→ **Required task**
Carry on the section about running Hadoop Version 1 applications on YARN, starting after its final sentence.

→ **Excerpted text**
* * * * * * *
3.1.7. Running Existing Hadoop Version 1 Applications on YARN

To ease the transition from Hadoop Version 1 to YARN, a major goal of YARN and the MapReduce framework implementation on top of YARN was to ensure that existing MapReduce applications that were programmed and compiled against previous MapReduce APIs (we’ll call these MRv1 applications) can continue to run with little or no modification on YARN (we’ll refer to these as MRv2 applications).

Binary Compatibility of org.apache.hadoop.mapred APIs

For the vast majority of users who use the org.apache.hadoop.mapred APIs, MapReduce on YARN ensures full binary compatibility. These existing applications can run on YARN directly without recompilation. You can use .jar files from your existing application that code against mapred APIs, and use bin/hadoop to submit them directly to YARN.

Source Compatibility of org.apache.hadoop.mapreduce APIs

Unfortunately, it was difficult to ensure full binary compatibility to the existing applications that compiled against MRv1 org.apache.hadoop.mapreduce APIs. These APIs have gone through many changes. For example, several classes stopped being abstract classes and changed to interfaces. Therefore, the YARN community compromised by only supporting source compatibility for org.apache.hadoop.mapreduce APIs. Existing applications that use MapReduce APIs are source-compatible and can run on YARN either with no changes, with simple recompilation against MRv2 .jar files that are shipped with Hadoop 2, or with minor updates.
* * * * * * *
→ **Listing**
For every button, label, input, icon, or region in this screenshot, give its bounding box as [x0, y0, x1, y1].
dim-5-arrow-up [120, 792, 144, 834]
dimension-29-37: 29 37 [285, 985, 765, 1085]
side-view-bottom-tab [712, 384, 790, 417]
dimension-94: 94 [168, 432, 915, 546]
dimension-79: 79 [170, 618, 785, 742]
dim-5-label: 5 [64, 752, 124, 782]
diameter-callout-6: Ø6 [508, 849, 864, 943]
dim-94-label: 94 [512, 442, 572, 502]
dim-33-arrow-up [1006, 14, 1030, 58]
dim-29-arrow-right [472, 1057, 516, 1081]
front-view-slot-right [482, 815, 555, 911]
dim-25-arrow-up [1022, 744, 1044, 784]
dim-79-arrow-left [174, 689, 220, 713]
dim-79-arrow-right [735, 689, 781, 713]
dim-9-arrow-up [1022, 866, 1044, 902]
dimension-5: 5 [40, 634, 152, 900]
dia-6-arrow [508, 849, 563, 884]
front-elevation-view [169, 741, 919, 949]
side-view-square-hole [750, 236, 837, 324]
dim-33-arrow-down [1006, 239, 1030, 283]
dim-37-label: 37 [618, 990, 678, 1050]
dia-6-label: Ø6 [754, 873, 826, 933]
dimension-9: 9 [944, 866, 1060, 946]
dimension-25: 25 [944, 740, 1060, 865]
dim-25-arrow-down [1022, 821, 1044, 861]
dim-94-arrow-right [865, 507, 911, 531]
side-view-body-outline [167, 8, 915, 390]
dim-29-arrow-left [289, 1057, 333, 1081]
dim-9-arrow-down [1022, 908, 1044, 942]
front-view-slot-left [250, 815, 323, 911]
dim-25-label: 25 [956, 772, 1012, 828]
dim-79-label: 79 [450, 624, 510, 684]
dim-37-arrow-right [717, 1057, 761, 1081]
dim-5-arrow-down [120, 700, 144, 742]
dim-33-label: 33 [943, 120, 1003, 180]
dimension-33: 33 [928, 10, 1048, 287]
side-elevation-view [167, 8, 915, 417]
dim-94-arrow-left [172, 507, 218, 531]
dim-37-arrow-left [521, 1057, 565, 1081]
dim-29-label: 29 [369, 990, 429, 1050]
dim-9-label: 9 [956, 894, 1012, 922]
* * * * * * *
→ **Answer**
Compatibility of Command-line Scripts

Most of the command line scripts from Hadoop 1.x should simply just work. The only exception is MRAdmin, which was removed from MRv2 because JobTracker and TaskTracker no longer exist. The MRAdmin functionality is now replaced with RMAdmin. The suggested method to invoke MRAdmin (also RMAdmin) is through the command line, even though one can directly invoke the APIs. In YARN, when MRAdmin commands are executed, warning messages will appear reminding users to use YARN commands (i.e., RMAdmin commands). On the other hand, if applications programmatically invoke MRAdmin, they will break when running on YARN. There is no support for either binary or source compatibility.

Compatibility Trade-off Between MRv1 and Early MRv2 (0.23.x) Applications

Unfortunately, there are some APIs that are compatible with either MRv1 applications, or with early MRv2 applications (in particular, the applications compiled against Hadoop 0.23), but not both. Some of the APIs were exactly the same in both MRv1 and MRv2 except for the return type change in method signatures. Therefore, it was necessary to make compatibility trade-offs the between the two.

  • The mapred APIs are compatible with MRv1 applications, which have a larger user base.

  • If mapreduce APIs didn’t significantly break Hadoop 0.23 applications, they were made to be compatible with 0.23, but only source compatible with 1.x.

The following table lists the APIs that are incompatible with Hadoop 0.23. If early Hadoop 2 adopters using 0.23.x used the following methods in their custom routines, they will need to modify the code accordingly. For some problematic methods, an alternative method is provided with the same functionality and a method signature similar to MRv2  applications.

MRv2 Incompatible APIs

Problematic Method – org.apache.hadoop

Incompatible Return Type Change

Alternative Method
util.ProgramDriver#drive void -> int run
mapred.jobcontrol.Job#getMapredJobID String -> JobID getMapredJobId
mapred.TaskReport#getTaskId String -> TaskID getTaskID
mapred.ClusterStatus #UNINITIALIZED_MEMORY_VALUE long -> int N/A
mapreduce.filecache.DistributedCache #getArchiveTimestamps long[] -> String[] N/A
mapreduce.filecache.DistributedCache #getFileTimestamps long[] -> String[] N/A
mapreduce.Job#failTask void -> boolean killTask(TaskAttemptID, boolean)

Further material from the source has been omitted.